## Start Given entries

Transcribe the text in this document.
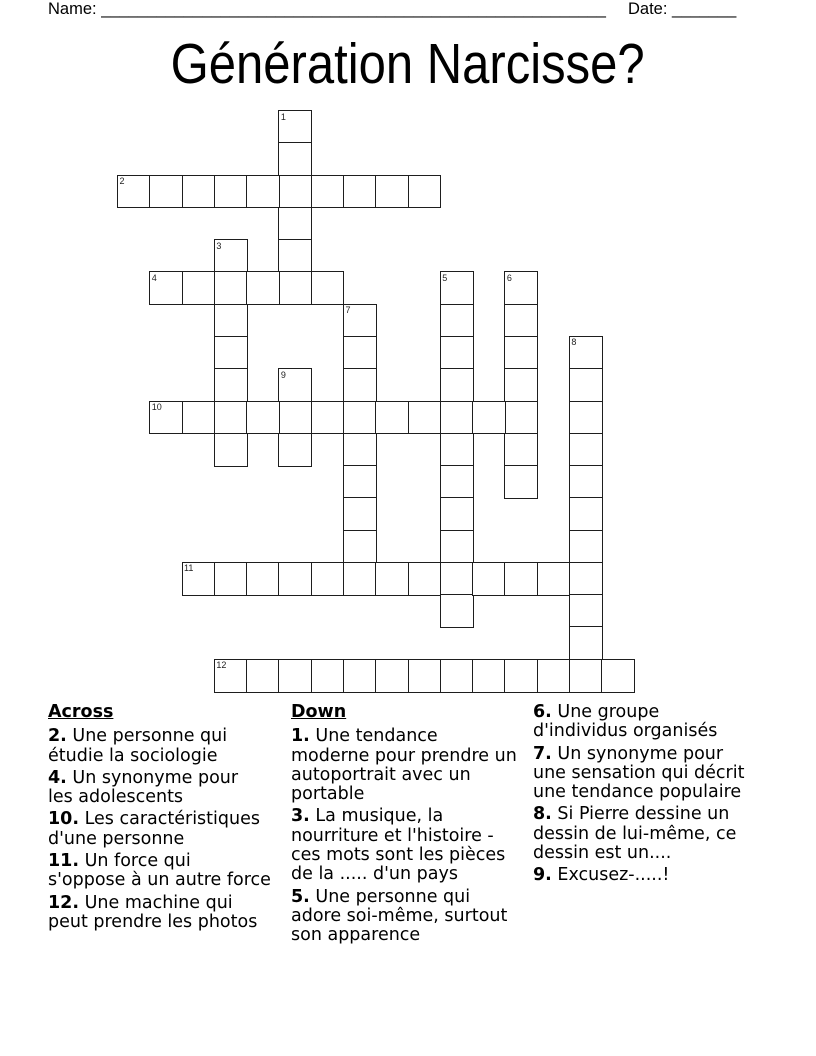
Name: _______________________________________________________ Date: _______
Génération Narcisse?
1
2
3
4	5	6
7
8
9
10
11
12
Across
2. Une personne qui
étudie la sociologie
4. Un synonyme pour
les adolescents
10. Les caractéristiques
d'une personne
11. Un force qui
s'oppose à un autre force
12. Une machine qui
peut prendre les photos
Down
1. Une tendance
moderne pour prendre un
autoportrait avec un
portable
3. La musique, la
nourriture et l'histoire -
ces mots sont les pièces
de la ..... d'un pays
5. Une personne qui
adore soi-même, surtout
son apparence
6. Une groupe
d'individus organisés
7. Un synonyme pour
une sensation qui décrit
une tendance populaire
8. Si Pierre dessine un
dessin de lui-même, ce
dessin est un....
9. Excusez-.....!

## End Given entries

> _Stated problem_:
Give only the number of lines in the preceding material that contain the string "personne".

> _Task result_:
3